* _SHORT EXERCISE_: Give all of the lines again exactly as they read.

§

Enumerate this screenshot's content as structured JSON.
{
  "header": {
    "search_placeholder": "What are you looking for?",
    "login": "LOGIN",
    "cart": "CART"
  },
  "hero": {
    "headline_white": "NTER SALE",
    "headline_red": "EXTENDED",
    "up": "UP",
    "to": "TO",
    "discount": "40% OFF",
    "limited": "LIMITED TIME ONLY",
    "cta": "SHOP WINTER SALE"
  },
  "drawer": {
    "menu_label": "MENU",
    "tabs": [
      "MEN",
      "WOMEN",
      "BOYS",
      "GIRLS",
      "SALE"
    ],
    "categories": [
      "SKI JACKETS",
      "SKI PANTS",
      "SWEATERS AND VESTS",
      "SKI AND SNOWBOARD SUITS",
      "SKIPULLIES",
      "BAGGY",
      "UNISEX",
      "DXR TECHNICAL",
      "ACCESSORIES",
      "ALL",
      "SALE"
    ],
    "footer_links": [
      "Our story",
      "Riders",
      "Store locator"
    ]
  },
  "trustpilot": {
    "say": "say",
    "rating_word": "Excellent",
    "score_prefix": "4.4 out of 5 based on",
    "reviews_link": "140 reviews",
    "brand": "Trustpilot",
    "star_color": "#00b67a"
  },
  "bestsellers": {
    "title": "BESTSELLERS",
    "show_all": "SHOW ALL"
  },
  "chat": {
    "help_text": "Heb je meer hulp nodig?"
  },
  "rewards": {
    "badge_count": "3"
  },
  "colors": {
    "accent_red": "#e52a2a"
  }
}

§

* _OUTPUT FOR THIS EXERCISE_:
Enumerate this screenshot's content as structured JSON.
{
  "header": {
    "search_placeholder": "What are you looking for?",
    "login": "LOGIN",
    "cart": "CART"
  },
  "hero": {
    "headline_white": "NTER SALE",
    "headline_red": "EXTENDED",
    "up": "UP",
    "to": "TO",
    "discount": "40% OFF",
    "limited": "LIMITED TIME ONLY",
    "cta": "SHOP WINTER SALE"
  },
  "drawer": {
    "menu_label": "MENU",
    "tabs": [
      "MEN",
      "WOMEN",
      "BOYS",
      "GIRLS",
      "SALE"
    ],
    "categories": [
      "SKI JACKETS",
      "SKI PANTS",
      "SWEATERS AND VESTS",
      "SKI AND SNOWBOARD SUITS",
      "SKIPULLIES",
      "BAGGY",
      "UNISEX",
      "DXR TECHNICAL",
      "ACCESSORIES",
      "ALL",
      "SALE"
    ],
    "footer_links": [
      "Our story",
      "Riders",
      "Store locator"
    ]
  },
  "trustpilot": {
    "say": "say",
    "rating_word": "Excellent",
    "score_prefix": "4.4 out of 5 based on",
    "reviews_link": "140 reviews",
    "brand": "Trustpilot",
    "star_color": "#00b67a"
  },
  "bestsellers": {
    "title": "BESTSELLERS",
    "show_all": "SHOW ALL"
  },
  "chat": {
    "help_text": "Heb je meer hulp nodig?"
  },
  "rewards": {
    "badge_count": "3"
  },
  "colors": {
    "accent_red": "#e52a2a"
  }
}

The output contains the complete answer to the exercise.